§ **DIRECTION A**
Revise the records starting at their first line and stopping after the line that contains "The gate line 106 is at (212, 173).", replacing "welding points" with "weld points" and leaving everything else unchanged. Return only those lines.

§ **READING TEXT**
>> Begin

DETAILED DESCRIPTION OF THE PREFERRED EMBODIMENT
[0038] A number of different parameters may be measured by an
ultrasonic meter. For example, the meter may measure mean flow
velocity, standard deviation (Std DLTT) for the differences in
upstream and downstream travel times, and gain. The mean flow
velocity represents the average speed of the gas flowing through a
meter. The speed of sound measurement represents the speed of sound
for a particular gas flowing through the meter. "Standard
deviation" is a mathematical term denoting a measure of the
dispersion or variation in a distribution, equal to the square root
of the arithmetic mean of the squares of the deviations from the
arithmetic mean. Hence, changes in the standard deviation for the
differences in upstream and downstream travel times is an
indication of the variability in ultrasonic signal travel times.
The gain, also called amplifier gain, is a measure of the amount of
attenuation or weakening of a transmitted ultrasonic signal.
[0039] The accuracy of the measurements for these parameters is
relatively reliable when the ultrasonic meter is new, but there
exist doubts regarding the accuracy of the meter in time with
corrosion, deposits and the buildup of other material and crud on
the inner surface of the pipeline. FIG. 3 shows a graph showing the
velocity profiles of a fluid flowing through a pipe having a smooth
inner surface and a pipe having a rough inner surface (from
corrosion or build-up). Along the Y-axis of the graph is the ratio
of the measured flow divided by average flow (V/Vavg). Along the
X-axis of the graph is the measurement location in the pipeline
divided by the full radius of the pipe or spoolpiece (r/R). Also
shown are the measurement locations in the pipeline for chords A,
B, C, and D. A first curve, labeled curve A, corresponds to the
flow profile of a fluid in a smooth pipe. A second curve, labeled
curve B, corresponds to the flow profile of a fluid in a rough
pipe. As shown in FIGS. 1 and 3 (curve A), once a gas flow has
stabilized in the pipeline it has a faster flow toward the center
of the pipeline than close to the pipeline wall. This generally
occurs because friction between the gas and the pipeline wall slows
the gas near the pipeline wall. The gas furthest from the pipeline
wall (i.e. the gas traveling along the centerline of the pipeline)

>> End

§ **STORED ROWS**
>> Begin

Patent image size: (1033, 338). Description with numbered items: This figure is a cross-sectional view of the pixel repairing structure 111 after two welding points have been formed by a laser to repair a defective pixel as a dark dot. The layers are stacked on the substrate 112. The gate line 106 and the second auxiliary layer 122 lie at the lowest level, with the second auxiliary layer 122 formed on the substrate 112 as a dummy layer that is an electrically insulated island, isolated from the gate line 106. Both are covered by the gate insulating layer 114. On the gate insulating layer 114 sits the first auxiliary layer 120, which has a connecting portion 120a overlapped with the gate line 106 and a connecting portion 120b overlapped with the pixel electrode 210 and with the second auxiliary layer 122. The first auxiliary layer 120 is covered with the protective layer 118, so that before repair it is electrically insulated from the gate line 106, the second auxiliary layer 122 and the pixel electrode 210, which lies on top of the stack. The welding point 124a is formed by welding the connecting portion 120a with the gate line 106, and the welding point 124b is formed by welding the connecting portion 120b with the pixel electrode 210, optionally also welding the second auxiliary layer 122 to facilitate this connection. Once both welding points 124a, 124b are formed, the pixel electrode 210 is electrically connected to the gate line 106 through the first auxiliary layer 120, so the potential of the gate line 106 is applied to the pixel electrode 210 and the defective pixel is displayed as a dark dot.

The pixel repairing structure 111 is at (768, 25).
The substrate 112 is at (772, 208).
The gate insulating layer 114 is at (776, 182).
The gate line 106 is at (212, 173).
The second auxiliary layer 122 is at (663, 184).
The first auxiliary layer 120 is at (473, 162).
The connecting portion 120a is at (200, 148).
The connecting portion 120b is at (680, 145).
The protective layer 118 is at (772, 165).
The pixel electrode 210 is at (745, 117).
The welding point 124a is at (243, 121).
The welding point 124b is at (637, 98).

>> End

§ **DIRECTION B**
Retype the passage from the ultrasonic meter text word for word, beginning at the words "DETAILED DESCRIPTION OF" and stopping after the words "signal travel times.".

§ **FULL ANSWER A**
Patent image size: (1033, 338). Description with numbered items: This figure is a cross-sectional view of the pixel repairing structure 111 after two weld points have been formed by a laser to repair a defective pixel as a dark dot. The layers are stacked on the substrate 112. The gate line 106 and the second auxiliary layer 122 lie at the lowest level, with the second auxiliary layer 122 formed on the substrate 112 as a dummy layer that is an electrically insulated island, isolated from the gate line 106. Both are covered by the gate insulating layer 114. On the gate insulating layer 114 sits the first auxiliary layer 120, which has a connecting portion 120a overlapped with the gate line 106 and a connecting portion 120b overlapped with the pixel electrode 210 and with the second auxiliary layer 122. The first auxiliary layer 120 is covered with the protective layer 118, so that before repair it is electrically insulated from the gate line 106, the second auxiliary layer 122 and the pixel electrode 210, which lies on top of the stack. The welding point 124a is formed by welding the connecting portion 120a with the gate line 106, and the welding point 124b is formed by welding the connecting portion 120b with the pixel electrode 210, optionally also welding the second auxiliary layer 122 to facilitate this connection. Once both weld points 124a, 124b are formed, the pixel electrode 210 is electrically connected to the gate line 106 through the first auxiliary layer 120, so the potential of the gate line 106 is applied to the pixel electrode 210 and the defective pixel is displayed as a dark dot.

The pixel repairing structure 111 is at (768, 25).
The substrate 112 is at (772, 208).
The gate insulating layer 114 is at (776, 182).
The gate line 106 is at (212, 173).

§ **FULL ANSWER B**
DETAILED DESCRIPTION OF THE PREFERRED EMBODIMENT
[0038] A number of different parameters may be measured by an
ultrasonic meter. For example, the meter may measure mean flow
velocity, standard deviation (Std DLTT) for the differences in
upstream and downstream travel times, and gain. The mean flow
velocity represents the average speed of the gas flowing through a
meter. The speed of sound measurement represents the speed of sound
for a particular gas flowing through the meter. "Standard
deviation" is a mathematical term denoting a measure of the
dispersion or variation in a distribution, equal to the square root
of the arithmetic mean of the squares of the deviations from the
arithmetic mean. Hence, changes in the standard deviation for the
differences in upstream and downstream travel times is an
indication of the variability in ultrasonic signal travel times.